(Records contained in a dataset)
>> BEGIN

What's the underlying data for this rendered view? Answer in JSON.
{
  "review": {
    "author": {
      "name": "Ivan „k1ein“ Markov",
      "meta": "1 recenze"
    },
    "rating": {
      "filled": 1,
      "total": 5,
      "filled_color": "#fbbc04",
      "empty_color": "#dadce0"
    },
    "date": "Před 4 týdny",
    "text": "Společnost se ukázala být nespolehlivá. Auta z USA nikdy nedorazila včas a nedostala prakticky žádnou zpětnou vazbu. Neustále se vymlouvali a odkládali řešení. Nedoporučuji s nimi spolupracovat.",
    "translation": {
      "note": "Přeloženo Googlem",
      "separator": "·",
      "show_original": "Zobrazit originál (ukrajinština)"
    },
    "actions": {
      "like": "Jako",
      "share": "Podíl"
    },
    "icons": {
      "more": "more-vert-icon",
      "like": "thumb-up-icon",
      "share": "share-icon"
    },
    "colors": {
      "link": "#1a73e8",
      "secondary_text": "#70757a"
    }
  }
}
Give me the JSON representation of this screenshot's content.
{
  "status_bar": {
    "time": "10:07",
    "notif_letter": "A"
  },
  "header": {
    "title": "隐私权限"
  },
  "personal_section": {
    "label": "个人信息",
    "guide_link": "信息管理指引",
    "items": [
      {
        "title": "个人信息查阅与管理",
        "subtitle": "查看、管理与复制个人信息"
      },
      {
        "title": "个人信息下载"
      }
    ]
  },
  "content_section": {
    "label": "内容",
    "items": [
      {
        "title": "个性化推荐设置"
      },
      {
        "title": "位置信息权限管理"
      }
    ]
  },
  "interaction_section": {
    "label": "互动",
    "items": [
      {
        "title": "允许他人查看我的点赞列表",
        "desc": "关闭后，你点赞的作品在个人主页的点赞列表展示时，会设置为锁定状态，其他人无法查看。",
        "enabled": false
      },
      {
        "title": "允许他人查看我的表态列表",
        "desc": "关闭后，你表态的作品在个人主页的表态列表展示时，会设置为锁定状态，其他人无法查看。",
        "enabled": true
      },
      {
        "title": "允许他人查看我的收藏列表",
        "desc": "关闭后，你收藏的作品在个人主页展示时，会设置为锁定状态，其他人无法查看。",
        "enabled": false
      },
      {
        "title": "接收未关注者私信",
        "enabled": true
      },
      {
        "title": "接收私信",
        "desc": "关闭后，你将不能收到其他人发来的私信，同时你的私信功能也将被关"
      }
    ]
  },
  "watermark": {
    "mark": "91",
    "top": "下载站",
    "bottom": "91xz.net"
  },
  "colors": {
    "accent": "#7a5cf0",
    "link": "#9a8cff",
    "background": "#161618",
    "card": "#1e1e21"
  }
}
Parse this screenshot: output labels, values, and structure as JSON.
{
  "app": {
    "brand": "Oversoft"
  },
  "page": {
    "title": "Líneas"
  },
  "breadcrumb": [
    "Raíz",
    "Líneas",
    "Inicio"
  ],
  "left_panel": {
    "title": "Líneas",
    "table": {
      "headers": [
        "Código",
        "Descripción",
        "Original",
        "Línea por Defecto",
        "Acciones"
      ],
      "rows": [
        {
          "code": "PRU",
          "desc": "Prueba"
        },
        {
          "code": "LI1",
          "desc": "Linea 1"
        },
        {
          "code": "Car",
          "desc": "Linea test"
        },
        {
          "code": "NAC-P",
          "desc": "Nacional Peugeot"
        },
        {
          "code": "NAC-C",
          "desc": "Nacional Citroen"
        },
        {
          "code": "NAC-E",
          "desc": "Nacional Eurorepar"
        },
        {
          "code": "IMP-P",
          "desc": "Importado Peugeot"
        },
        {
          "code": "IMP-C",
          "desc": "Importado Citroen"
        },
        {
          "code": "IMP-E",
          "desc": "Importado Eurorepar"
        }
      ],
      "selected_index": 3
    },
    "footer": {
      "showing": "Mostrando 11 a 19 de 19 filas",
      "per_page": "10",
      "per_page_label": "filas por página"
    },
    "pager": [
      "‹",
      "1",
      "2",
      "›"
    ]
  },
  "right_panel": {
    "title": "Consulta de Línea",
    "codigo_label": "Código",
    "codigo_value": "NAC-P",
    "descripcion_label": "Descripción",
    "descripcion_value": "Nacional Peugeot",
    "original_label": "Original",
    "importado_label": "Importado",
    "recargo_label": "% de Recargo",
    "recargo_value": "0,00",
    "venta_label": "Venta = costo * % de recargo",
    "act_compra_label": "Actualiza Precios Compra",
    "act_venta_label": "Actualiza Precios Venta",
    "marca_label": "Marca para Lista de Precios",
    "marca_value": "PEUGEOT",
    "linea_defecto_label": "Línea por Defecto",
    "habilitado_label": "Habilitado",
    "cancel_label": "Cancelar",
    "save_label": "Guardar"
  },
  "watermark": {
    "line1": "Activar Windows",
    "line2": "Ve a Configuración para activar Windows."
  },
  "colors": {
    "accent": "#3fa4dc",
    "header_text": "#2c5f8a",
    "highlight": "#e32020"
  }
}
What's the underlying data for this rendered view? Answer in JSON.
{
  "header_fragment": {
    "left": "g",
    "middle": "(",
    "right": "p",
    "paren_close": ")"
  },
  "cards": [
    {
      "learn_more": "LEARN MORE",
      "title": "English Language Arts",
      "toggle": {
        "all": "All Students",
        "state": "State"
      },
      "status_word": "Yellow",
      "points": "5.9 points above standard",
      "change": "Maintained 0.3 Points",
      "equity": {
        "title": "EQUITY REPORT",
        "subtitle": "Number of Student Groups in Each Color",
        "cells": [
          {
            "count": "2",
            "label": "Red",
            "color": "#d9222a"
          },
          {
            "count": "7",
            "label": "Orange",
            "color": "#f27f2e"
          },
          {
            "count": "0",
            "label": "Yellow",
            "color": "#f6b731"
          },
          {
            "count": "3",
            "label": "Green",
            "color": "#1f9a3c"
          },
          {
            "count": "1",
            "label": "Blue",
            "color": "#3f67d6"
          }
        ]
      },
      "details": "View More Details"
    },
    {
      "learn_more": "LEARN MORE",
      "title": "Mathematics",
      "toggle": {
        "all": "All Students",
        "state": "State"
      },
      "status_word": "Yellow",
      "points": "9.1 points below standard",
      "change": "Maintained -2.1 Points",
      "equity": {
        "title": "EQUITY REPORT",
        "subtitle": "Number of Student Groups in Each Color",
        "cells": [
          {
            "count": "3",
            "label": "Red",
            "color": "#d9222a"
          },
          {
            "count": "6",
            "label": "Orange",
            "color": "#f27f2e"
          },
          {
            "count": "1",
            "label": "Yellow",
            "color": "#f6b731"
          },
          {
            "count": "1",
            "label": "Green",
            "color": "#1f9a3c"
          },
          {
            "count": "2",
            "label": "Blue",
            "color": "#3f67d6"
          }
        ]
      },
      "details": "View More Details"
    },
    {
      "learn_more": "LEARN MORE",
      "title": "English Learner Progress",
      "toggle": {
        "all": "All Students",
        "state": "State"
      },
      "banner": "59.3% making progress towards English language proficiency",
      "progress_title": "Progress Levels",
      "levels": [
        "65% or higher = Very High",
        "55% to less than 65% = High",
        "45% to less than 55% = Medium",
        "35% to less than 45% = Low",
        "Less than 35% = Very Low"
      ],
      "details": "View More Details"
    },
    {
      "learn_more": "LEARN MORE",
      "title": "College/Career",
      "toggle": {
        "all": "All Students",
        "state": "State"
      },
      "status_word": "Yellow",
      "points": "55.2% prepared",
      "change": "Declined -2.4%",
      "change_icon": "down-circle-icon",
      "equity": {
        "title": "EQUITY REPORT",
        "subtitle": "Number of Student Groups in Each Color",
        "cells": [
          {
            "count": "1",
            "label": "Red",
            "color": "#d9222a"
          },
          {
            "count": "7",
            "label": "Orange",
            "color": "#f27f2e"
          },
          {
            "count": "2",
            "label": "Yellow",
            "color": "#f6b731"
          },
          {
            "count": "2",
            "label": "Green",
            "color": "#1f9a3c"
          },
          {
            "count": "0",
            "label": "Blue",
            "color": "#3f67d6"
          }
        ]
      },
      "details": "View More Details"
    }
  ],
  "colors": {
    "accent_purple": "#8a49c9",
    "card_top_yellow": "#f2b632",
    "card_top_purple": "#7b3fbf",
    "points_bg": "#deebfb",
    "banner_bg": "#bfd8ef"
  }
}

>> END

The request:
Gather from the data above every line with the string "JSON".

Response to this exercise:
What's the underlying data for this rendered view? Answer in JSON.
Give me the JSON representation of this screenshot's content.
Parse this screenshot: output labels, values, and structure as JSON.
What's the underlying data for this rendered view? Answer in JSON.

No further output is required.